### Extracted records
_ _ _

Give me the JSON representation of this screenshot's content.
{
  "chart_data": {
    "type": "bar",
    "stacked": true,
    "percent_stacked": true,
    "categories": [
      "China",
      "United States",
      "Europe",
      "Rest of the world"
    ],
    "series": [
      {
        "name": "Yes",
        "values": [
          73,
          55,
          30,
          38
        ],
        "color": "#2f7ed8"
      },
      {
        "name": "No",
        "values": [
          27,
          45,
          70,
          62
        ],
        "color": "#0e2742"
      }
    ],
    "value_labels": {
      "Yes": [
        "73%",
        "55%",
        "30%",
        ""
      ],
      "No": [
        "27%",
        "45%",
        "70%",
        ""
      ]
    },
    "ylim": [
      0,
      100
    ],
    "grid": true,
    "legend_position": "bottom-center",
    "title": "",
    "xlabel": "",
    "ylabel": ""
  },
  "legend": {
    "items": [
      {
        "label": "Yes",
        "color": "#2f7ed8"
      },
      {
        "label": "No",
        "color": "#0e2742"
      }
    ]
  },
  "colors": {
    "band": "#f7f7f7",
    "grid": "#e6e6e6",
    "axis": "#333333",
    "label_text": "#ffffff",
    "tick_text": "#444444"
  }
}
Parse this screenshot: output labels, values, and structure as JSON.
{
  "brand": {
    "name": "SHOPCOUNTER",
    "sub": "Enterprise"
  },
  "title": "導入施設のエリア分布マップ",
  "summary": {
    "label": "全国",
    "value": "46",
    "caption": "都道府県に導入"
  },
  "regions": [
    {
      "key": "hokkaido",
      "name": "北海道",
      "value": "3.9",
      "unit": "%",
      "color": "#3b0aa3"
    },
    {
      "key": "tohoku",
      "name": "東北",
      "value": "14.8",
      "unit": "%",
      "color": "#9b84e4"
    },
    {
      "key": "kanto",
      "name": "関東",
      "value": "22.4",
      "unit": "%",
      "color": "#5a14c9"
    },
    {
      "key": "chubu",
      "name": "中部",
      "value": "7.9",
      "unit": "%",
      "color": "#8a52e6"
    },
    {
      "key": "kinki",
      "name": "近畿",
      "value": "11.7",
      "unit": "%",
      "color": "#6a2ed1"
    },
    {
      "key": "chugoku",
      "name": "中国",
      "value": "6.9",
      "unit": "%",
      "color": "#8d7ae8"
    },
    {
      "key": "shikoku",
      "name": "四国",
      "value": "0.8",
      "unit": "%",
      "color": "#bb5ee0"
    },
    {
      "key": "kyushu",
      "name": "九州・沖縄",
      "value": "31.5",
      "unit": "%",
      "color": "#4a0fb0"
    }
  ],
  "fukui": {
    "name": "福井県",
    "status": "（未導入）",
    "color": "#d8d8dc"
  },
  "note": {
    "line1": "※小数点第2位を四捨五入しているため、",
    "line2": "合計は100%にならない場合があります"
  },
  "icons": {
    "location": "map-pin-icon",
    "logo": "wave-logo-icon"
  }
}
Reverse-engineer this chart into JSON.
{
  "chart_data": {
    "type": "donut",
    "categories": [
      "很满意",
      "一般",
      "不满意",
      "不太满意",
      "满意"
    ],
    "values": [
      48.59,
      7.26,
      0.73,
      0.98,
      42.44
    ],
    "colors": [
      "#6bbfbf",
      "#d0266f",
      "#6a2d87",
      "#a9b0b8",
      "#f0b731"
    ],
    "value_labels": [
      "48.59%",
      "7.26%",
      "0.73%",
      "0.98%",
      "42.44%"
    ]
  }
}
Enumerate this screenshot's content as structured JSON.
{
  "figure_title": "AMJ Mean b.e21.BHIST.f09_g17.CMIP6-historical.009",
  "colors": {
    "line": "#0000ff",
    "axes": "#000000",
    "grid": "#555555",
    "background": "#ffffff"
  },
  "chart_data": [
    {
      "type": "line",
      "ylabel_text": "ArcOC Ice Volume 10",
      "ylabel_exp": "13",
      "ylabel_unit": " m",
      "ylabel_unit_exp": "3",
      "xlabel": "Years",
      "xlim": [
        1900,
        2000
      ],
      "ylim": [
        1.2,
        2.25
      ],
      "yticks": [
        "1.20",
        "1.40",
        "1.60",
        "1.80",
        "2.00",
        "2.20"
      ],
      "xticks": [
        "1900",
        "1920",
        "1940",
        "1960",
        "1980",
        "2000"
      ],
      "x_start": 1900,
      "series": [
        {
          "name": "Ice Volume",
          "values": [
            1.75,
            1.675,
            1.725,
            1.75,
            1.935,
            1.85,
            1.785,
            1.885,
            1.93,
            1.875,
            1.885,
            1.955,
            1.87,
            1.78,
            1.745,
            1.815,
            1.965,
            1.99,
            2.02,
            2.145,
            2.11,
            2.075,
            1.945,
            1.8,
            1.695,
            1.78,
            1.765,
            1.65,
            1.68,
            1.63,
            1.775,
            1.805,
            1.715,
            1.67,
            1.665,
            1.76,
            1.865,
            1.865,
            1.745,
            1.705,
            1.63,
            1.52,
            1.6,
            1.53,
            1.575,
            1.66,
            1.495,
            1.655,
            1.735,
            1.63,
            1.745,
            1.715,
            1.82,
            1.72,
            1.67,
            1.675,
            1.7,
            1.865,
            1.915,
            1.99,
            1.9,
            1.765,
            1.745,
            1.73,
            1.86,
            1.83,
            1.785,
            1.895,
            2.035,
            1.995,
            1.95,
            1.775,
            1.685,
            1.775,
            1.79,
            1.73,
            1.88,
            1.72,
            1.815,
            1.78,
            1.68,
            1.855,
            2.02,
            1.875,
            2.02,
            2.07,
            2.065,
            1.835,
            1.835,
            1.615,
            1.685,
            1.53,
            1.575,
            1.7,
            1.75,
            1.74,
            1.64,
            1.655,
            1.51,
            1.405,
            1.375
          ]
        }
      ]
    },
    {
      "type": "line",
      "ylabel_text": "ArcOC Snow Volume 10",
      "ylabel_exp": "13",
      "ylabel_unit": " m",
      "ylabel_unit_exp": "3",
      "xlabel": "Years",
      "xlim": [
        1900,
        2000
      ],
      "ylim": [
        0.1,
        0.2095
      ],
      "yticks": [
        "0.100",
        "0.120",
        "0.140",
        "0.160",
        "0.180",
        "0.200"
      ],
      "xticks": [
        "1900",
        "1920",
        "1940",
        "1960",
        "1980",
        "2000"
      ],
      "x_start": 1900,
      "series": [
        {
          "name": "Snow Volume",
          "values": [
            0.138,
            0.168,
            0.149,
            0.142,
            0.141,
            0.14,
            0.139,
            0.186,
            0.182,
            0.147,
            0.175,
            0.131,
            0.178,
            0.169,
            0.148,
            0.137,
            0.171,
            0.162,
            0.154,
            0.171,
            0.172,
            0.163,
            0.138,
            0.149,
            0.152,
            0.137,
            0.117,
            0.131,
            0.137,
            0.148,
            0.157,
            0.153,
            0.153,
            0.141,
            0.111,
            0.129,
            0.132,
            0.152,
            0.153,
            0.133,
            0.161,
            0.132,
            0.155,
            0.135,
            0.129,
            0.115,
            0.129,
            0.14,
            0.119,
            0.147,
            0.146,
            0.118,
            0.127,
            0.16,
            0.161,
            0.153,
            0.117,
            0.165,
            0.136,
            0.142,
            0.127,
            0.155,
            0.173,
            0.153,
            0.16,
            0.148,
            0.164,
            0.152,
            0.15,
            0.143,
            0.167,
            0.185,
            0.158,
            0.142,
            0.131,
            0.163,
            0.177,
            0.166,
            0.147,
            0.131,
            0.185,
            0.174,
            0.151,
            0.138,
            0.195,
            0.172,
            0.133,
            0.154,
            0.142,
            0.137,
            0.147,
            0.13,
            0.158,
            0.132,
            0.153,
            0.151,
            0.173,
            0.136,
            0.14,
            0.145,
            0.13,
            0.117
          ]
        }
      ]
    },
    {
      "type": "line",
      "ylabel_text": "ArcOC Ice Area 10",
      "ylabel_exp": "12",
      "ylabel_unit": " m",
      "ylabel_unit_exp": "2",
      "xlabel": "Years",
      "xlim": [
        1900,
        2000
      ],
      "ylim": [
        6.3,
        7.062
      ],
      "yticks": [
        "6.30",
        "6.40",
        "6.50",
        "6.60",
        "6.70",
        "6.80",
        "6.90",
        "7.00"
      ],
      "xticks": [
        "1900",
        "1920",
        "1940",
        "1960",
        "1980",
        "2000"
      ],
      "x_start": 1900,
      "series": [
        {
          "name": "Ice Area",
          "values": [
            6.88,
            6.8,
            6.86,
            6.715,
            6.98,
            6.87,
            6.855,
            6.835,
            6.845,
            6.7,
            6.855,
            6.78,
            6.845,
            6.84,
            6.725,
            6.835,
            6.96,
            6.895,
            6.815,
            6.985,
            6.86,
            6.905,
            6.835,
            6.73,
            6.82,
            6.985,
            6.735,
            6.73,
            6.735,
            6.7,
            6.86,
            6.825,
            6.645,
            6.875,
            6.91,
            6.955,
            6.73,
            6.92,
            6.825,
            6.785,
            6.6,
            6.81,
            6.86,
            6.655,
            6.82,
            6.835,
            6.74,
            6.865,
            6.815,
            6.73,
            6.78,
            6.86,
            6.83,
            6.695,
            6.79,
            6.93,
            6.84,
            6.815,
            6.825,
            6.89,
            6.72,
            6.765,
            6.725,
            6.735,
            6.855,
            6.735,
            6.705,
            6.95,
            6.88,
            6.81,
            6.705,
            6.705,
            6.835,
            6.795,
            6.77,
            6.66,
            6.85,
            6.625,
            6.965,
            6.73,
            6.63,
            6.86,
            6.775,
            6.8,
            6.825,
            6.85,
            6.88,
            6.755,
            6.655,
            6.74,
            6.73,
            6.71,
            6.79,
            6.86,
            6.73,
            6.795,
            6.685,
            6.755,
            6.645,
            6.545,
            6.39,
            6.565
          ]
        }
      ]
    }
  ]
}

_ _ _

### Exercise prompt
Look through the material and copy each line that has "JSON".

### Exercise result
Give me the JSON representation of this screenshot's content.
Parse this screenshot: output labels, values, and structure as JSON.
Reverse-engineer this chart into JSON.
Enumerate this screenshot's content as structured JSON.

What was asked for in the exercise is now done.